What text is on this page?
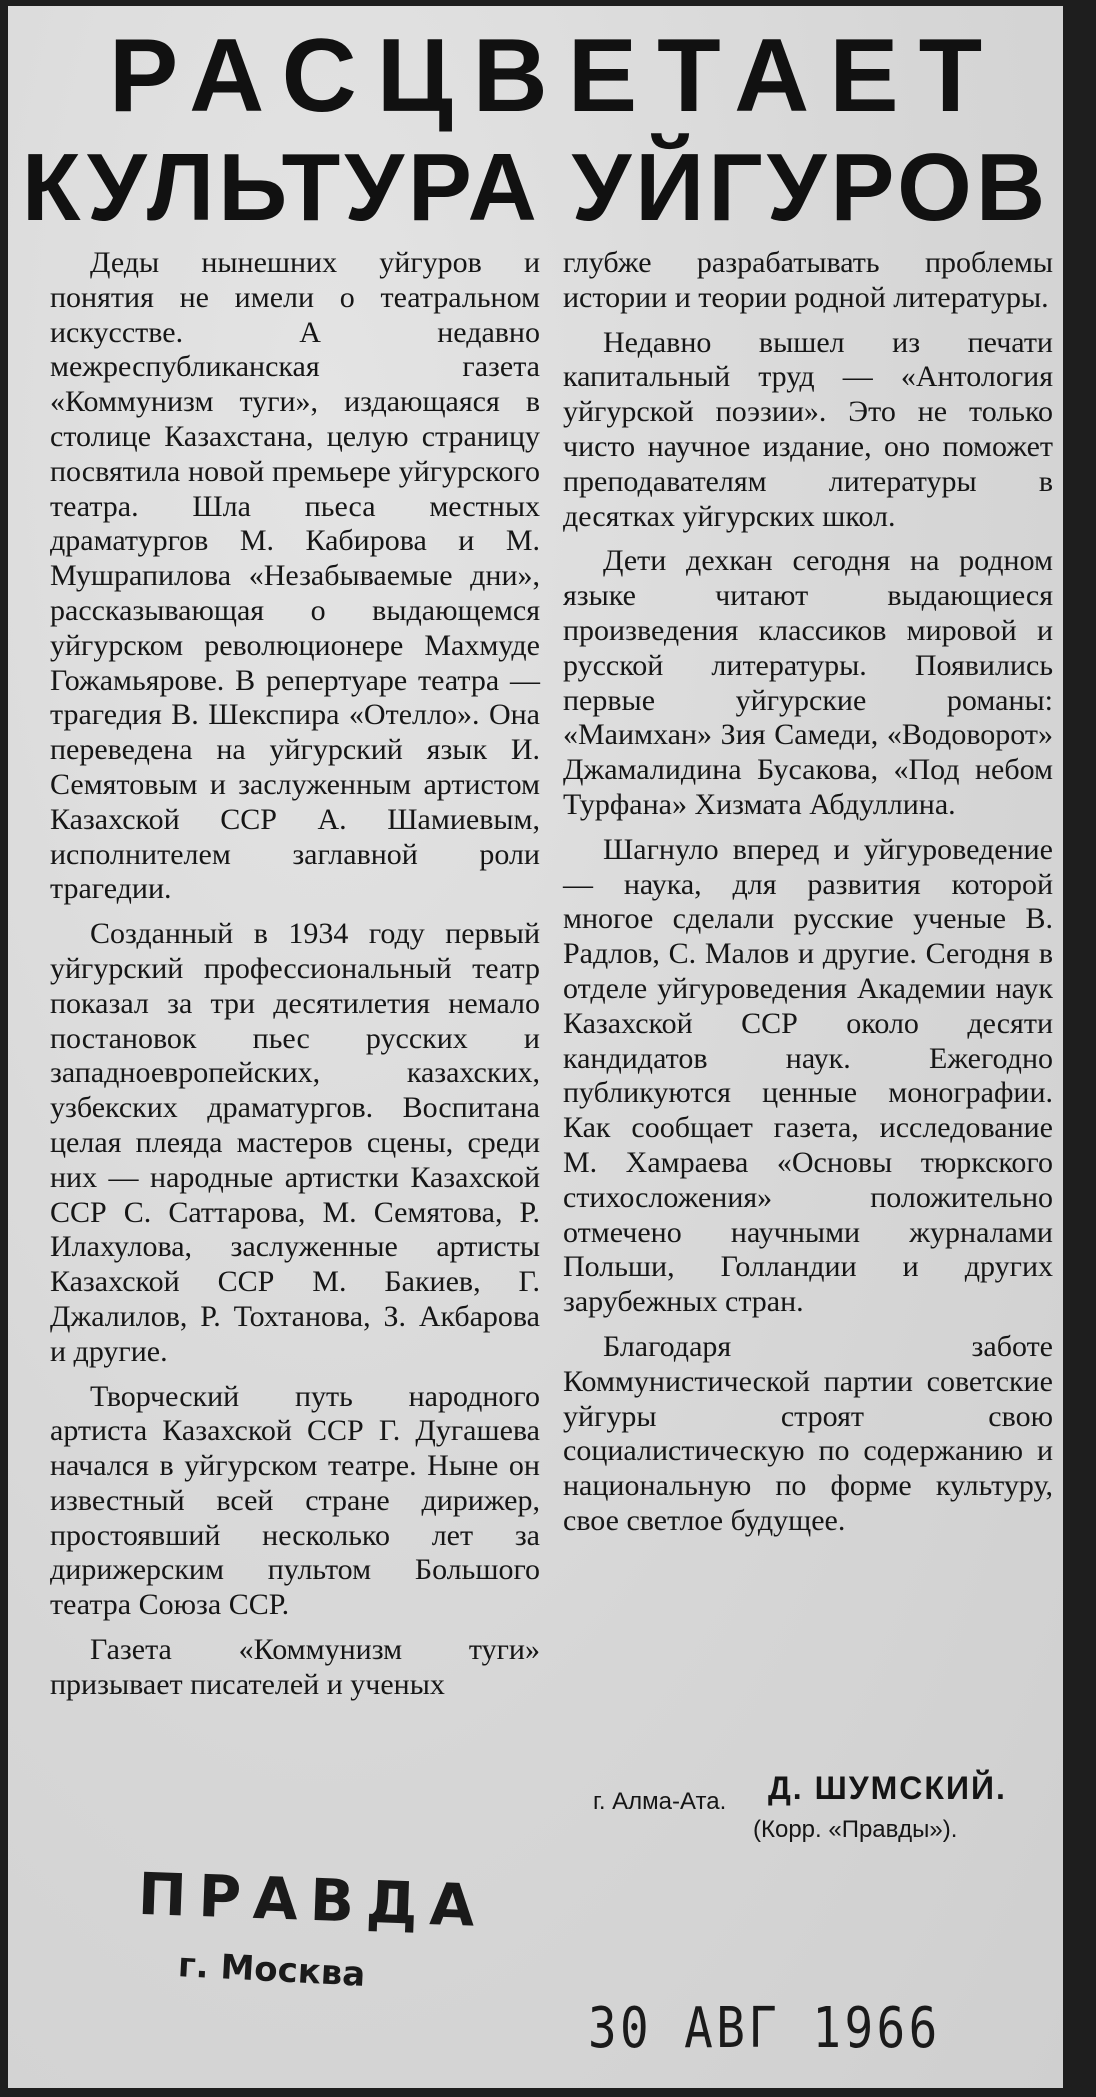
РАСЦВЕТАЕТ
КУЛЬТУРА УЙГУРОВ

Деды нынешних уйгуров и понятия не имели о театральном искусстве. А недавно межреспубликанская газета «Коммунизм туги», издающаяся в столице Казахстана, целую страницу посвятила новой премьере уйгурского театра. Шла пьеса местных драматургов М. Кабирова и М. Мушрапилова «Незабываемые дни», рассказывающая о выдающемся уйгурском революционере Махмуде Гожамьярове. В репертуаре театра — трагедия В. Шекспира «Отелло». Она переведена на уйгурский язык И. Семятовым и заслуженным артистом Казахской ССР А. Шамиевым, исполнителем заглавной роли трагедии.

Созданный в 1934 году первый уйгурский профессиональный театр показал за три десятилетия немало постановок пьес русских и западноевропейских, казахских, узбекских драматургов. Воспитана целая плеяда мастеров сцены, среди них — народные артистки Казахской ССР С. Саттарова, М. Семятова, Р. Илахулова, заслуженные артисты Казахской ССР М. Бакиев, Г. Джалилов, Р. Тохтанова, З. Акбарова и другие.

Творческий путь народного артиста Казахской ССР Г. Дугашева начался в уйгурском театре. Ныне он известный всей стране дирижер, простоявший несколько лет за дирижерским пультом Большого театра Союза ССР.

Газета «Коммунизм туги» призывает писателей и ученых

глубже разрабатывать проблемы истории и теории родной литературы.

Недавно вышел из печати капитальный труд — «Антология уйгурской поэзии». Это не только чисто научное издание, оно поможет преподавателям литературы в десятках уйгурских школ.

Дети дехкан сегодня на родном языке читают выдающиеся произведения классиков мировой и русской литературы. Появились первые уйгурские романы: «Маимхан» Зия Самеди, «Водоворот» Джамалидина Бусакова, «Под небом Турфана» Хизмата Абдуллина.

Шагнуло вперед и уйгуроведение — наука, для развития которой многое сделали русские ученые В. Радлов, С. Малов и другие. Сегодня в отделе уйгуроведения Академии наук Казахской ССР около десяти кандидатов наук. Ежегодно публикуются ценные монографии. Как сообщает газета, исследование М. Хамраева «Основы тюркского стихосложения» положительно отмечено научными журналами Польши, Голландии и других зарубежных стран.

Благодаря заботе Коммунистической партии советские уйгуры строят свою социалистическую по содержанию и национальную по форме культуру, свое светлое будущее.

Д. ШУМСКИЙ.
(Корр. «Правды»).
г. Алма-Ата.
ПРАВДА
г. Москва
30 АВГ 1966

Task objective | Which lines include the word "литературы"? Copy every one of them.

Solution to this task |
глубже разрабатывать проблемы истории и теории родной литературы.
Недавно вышел из печати капитальный труд — «Антология уйгурской поэзии». Это не только чисто научное издание, оно поможет преподавателям литературы в десятках уйгурских школ.
Дети дехкан сегодня на родном языке читают выдающиеся произведения классиков мировой и русской литературы. Появились первые уйгурские романы: «Маимхан» Зия Самеди, «Водоворот» Джамалидина Бусакова, «Под небом Турфана» Хизмата Абдуллина.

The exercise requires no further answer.